**Prompt:** Extract the text of each entry below exactly, leaving every image behind.

**Supplied data:**

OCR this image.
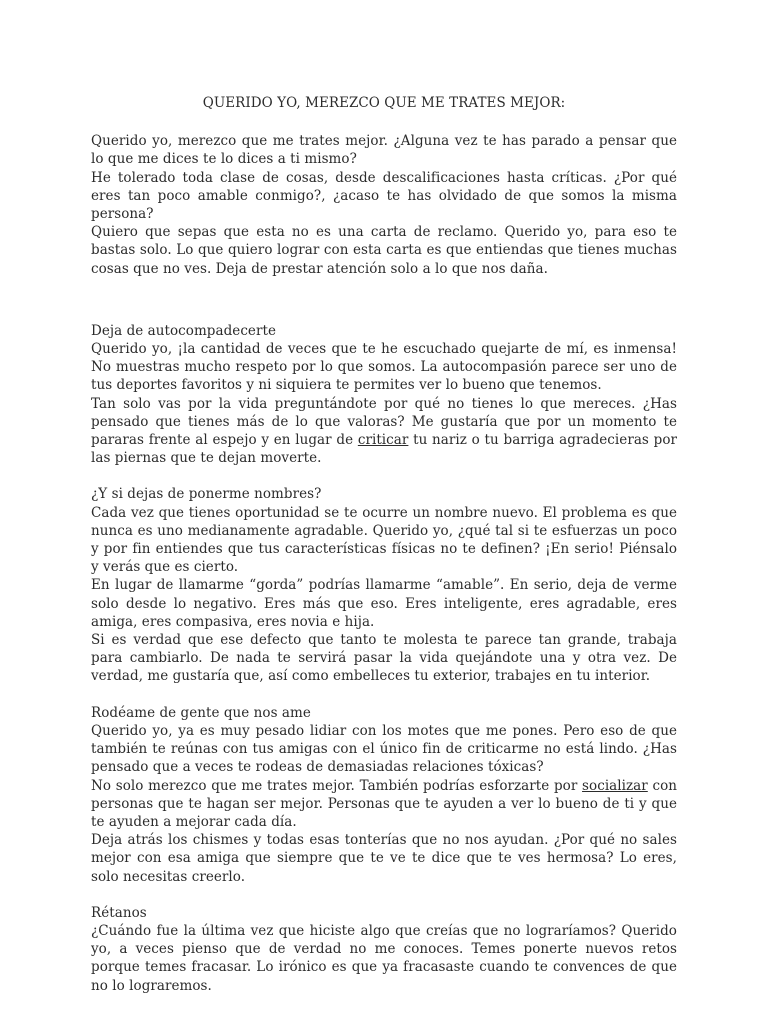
QUERIDO YO, MEREZCO QUE ME TRATES MEJOR:

Querido yo, merezco que me trates mejor. ¿Alguna vez te has parado a pensar que lo que me dices te lo dices a ti mismo?

He tolerado toda clase de cosas, desde descalificaciones hasta críticas. ¿Por qué eres tan poco amable conmigo?, ¿acaso te has olvidado de que somos la misma persona?

Quiero que sepas que esta no es una carta de reclamo. Querido yo, para eso te bastas solo. Lo que quiero lograr con esta carta es que entiendas que tienes muchas cosas que no ves. Deja de prestar atención solo a lo que nos daña.

Deja de autocompadecerte

Querido yo, ¡la cantidad de veces que te he escuchado quejarte de mí, es inmensa! No muestras mucho respeto por lo que somos. La autocompasión parece ser uno de tus deportes favoritos y ni siquiera te permites ver lo bueno que tenemos.

Tan solo vas por la vida preguntándote por qué no tienes lo que mereces. ¿Has pensado que tienes más de lo que valoras? Me gustaría que por un momento te pararas frente al espejo y en lugar de criticar tu nariz o tu barriga agradecieras por las piernas que te dejan moverte.

¿Y si dejas de ponerme nombres?

Cada vez que tienes oportunidad se te ocurre un nombre nuevo. El problema es que nunca es uno medianamente agradable. Querido yo, ¿qué tal si te esfuerzas un poco y por fin entiendes que tus características físicas no te definen? ¡En serio! Piénsalo y verás que es cierto.

En lugar de llamarme “gorda” podrías llamarme “amable”. En serio, deja de verme solo desde lo negativo. Eres más que eso. Eres inteligente, eres agradable, eres amiga, eres compasiva, eres novia e hija.

Si es verdad que ese defecto que tanto te molesta te parece tan grande, trabaja para cambiarlo. De nada te servirá pasar la vida quejándote una y otra vez. De verdad, me gustaría que, así como embelleces tu exterior, trabajes en tu interior.

Rodéame de gente que nos ame

Querido yo, ya es muy pesado lidiar con los motes que me pones. Pero eso de que también te reúnas con tus amigas con el único fin de criticarme no está lindo. ¿Has pensado que a veces te rodeas de demasiadas relaciones tóxicas?

No solo merezco que me trates mejor. También podrías esforzarte por socializar con personas que te hagan ser mejor. Personas que te ayuden a ver lo bueno de ti y que te ayuden a mejorar cada día.

Deja atrás los chismes y todas esas tonterías que no nos ayudan. ¿Por qué no sales mejor con esa amiga que siempre que te ve te dice que te ves hermosa? Lo eres, solo necesitas creerlo.

Rétanos

¿Cuándo fue la última vez que hiciste algo que creías que no lograríamos? Querido yo, a veces pienso que de verdad no me conoces. Temes ponerte nuevos retos porque temes fracasar. Lo irónico es que ya fracasaste cuando te convences de que no lo lograremos.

**Solution:**
OCR this image.
QUERIDO YO, MEREZCO QUE ME TRATES MEJOR:

Querido yo, merezco que me trates mejor. ¿Alguna vez te has parado a pensar que lo que me dices te lo dices a ti mismo?

He tolerado toda clase de cosas, desde descalificaciones hasta críticas. ¿Por qué eres tan poco amable conmigo?, ¿acaso te has olvidado de que somos la misma persona?

Quiero que sepas que esta no es una carta de reclamo. Querido yo, para eso te bastas solo. Lo que quiero lograr con esta carta es que entiendas que tienes muchas cosas que no ves. Deja de prestar atención solo a lo que nos daña.

Deja de autocompadecerte

Querido yo, ¡la cantidad de veces que te he escuchado quejarte de mí, es inmensa! No muestras mucho respeto por lo que somos. La autocompasión parece ser uno de tus deportes favoritos y ni siquiera te permites ver lo bueno que tenemos.

Tan solo vas por la vida preguntándote por qué no tienes lo que mereces. ¿Has pensado que tienes más de lo que valoras? Me gustaría que por un momento te pararas frente al espejo y en lugar de criticar tu nariz o tu barriga agradecieras por las piernas que te dejan moverte.

¿Y si dejas de ponerme nombres?

Cada vez que tienes oportunidad se te ocurre un nombre nuevo. El problema es que nunca es uno medianamente agradable. Querido yo, ¿qué tal si te esfuerzas un poco y por fin entiendes que tus características físicas no te definen? ¡En serio! Piénsalo y verás que es cierto.

En lugar de llamarme “gorda” podrías llamarme “amable”. En serio, deja de verme solo desde lo negativo. Eres más que eso. Eres inteligente, eres agradable, eres amiga, eres compasiva, eres novia e hija.

Si es verdad que ese defecto que tanto te molesta te parece tan grande, trabaja para cambiarlo. De nada te servirá pasar la vida quejándote una y otra vez. De verdad, me gustaría que, así como embelleces tu exterior, trabajes en tu interior.

Rodéame de gente que nos ame

Querido yo, ya es muy pesado lidiar con los motes que me pones. Pero eso de que también te reúnas con tus amigas con el único fin de criticarme no está lindo. ¿Has pensado que a veces te rodeas de demasiadas relaciones tóxicas?

No solo merezco que me trates mejor. También podrías esforzarte por socializar con personas que te hagan ser mejor. Personas que te ayuden a ver lo bueno de ti y que te ayuden a mejorar cada día.

Deja atrás los chismes y todas esas tonterías que no nos ayudan. ¿Por qué no sales mejor con esa amiga que siempre que te ve te dice que te ves hermosa? Lo eres, solo necesitas creerlo.

Rétanos

¿Cuándo fue la última vez que hiciste algo que creías que no lograríamos? Querido yo, a veces pienso que de verdad no me conoces. Temes ponerte nuevos retos porque temes fracasar. Lo irónico es que ya fracasaste cuando te convences de que no lo lograremos.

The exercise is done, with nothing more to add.